From the line containing "Convert this screenshot" down to the last line of the records below, copy every line exactly. Leave out everything before it.

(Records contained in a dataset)
/---

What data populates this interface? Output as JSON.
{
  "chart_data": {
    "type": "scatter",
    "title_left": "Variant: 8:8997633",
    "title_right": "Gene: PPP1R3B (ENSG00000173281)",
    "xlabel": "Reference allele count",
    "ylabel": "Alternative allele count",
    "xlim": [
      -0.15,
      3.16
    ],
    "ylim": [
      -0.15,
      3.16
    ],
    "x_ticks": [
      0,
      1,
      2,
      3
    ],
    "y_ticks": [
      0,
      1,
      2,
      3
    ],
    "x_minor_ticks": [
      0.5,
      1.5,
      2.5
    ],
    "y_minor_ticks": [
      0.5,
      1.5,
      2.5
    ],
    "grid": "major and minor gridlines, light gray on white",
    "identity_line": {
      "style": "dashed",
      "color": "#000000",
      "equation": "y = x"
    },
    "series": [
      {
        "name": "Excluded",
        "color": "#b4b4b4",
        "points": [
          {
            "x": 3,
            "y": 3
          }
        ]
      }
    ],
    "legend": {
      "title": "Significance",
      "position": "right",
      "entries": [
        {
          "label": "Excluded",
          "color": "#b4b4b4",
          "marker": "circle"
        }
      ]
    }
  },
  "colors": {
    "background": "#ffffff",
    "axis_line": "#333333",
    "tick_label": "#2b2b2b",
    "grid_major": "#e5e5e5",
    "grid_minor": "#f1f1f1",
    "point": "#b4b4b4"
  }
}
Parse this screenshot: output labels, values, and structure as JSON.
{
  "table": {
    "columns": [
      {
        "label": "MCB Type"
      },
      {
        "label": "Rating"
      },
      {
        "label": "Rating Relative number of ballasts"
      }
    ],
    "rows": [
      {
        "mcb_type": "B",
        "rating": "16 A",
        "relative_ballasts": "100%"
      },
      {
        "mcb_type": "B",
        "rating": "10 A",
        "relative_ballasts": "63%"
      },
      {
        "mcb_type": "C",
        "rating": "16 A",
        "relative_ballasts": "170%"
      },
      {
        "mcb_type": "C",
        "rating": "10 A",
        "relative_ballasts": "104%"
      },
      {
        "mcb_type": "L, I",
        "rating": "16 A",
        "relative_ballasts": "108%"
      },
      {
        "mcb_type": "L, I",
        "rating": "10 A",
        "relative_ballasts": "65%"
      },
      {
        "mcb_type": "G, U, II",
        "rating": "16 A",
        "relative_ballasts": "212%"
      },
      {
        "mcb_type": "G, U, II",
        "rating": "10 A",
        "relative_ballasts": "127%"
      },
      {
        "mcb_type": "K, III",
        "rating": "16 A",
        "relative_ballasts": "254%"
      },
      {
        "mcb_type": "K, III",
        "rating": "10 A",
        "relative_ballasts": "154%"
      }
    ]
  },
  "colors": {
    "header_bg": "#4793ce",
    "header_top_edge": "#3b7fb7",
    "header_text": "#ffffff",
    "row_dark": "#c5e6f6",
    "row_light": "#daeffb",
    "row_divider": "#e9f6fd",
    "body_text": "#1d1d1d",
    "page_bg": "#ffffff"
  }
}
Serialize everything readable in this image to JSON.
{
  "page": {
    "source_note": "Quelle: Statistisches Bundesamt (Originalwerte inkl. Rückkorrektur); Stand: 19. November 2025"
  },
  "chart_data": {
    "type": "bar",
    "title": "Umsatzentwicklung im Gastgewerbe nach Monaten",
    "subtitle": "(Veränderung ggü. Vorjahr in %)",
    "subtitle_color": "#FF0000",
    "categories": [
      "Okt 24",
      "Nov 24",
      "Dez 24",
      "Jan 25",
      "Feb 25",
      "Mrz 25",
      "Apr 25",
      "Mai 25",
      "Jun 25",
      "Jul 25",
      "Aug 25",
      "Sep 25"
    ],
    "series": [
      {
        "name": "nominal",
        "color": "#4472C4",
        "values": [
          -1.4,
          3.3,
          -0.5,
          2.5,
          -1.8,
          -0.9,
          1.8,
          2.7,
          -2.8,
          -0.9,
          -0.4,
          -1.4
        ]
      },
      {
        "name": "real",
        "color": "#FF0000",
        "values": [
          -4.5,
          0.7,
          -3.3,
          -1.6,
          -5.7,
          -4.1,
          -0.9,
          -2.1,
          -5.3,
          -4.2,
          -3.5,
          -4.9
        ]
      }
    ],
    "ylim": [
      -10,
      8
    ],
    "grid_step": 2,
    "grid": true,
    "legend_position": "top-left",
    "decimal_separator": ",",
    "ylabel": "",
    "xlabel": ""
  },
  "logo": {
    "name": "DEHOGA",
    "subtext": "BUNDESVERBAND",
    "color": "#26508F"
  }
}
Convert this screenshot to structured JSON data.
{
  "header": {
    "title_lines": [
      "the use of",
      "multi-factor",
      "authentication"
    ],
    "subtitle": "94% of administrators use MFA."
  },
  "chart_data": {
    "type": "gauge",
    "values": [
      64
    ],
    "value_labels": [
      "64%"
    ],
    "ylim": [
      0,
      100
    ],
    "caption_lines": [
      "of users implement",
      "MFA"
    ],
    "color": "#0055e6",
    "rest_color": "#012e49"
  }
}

\---

# Exercise response:
Convert this screenshot to structured JSON data.
{
  "header": {
    "title_lines": [
      "the use of",
      "multi-factor",
      "authentication"
    ],
    "subtitle": "94% of administrators use MFA."
  },
  "chart_data": {
    "type": "gauge",
    "values": [
      64
    ],
    "value_labels": [
      "64%"
    ],
    "ylim": [
      0,
      100
    ],
    "caption_lines": [
      "of users implement",
      "MFA"
    ],
    "color": "#0055e6",
    "rest_color": "#012e49"
  }
}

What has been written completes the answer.